*Task description:* Reproduce the listing below in its entirety. Change nothing.
— BEGIN —
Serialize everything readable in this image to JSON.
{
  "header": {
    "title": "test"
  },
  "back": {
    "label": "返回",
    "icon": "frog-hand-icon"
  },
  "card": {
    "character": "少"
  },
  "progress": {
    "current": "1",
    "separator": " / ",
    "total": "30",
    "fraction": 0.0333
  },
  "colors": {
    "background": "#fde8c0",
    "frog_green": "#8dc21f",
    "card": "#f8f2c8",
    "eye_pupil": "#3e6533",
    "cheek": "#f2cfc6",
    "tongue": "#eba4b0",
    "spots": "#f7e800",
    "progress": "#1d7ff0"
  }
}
— END —
*Solution to the exercise:*
Serialize everything readable in this image to JSON.
{
  "header": {
    "title": "test"
  },
  "back": {
    "label": "返回",
    "icon": "frog-hand-icon"
  },
  "card": {
    "character": "少"
  },
  "progress": {
    "current": "1",
    "separator": " / ",
    "total": "30",
    "fraction": 0.0333
  },
  "colors": {
    "background": "#fde8c0",
    "frog_green": "#8dc21f",
    "card": "#f8f2c8",
    "eye_pupil": "#3e6533",
    "cheek": "#f2cfc6",
    "tongue": "#eba4b0",
    "spots": "#f7e800",
    "progress": "#1d7ff0"
  }
}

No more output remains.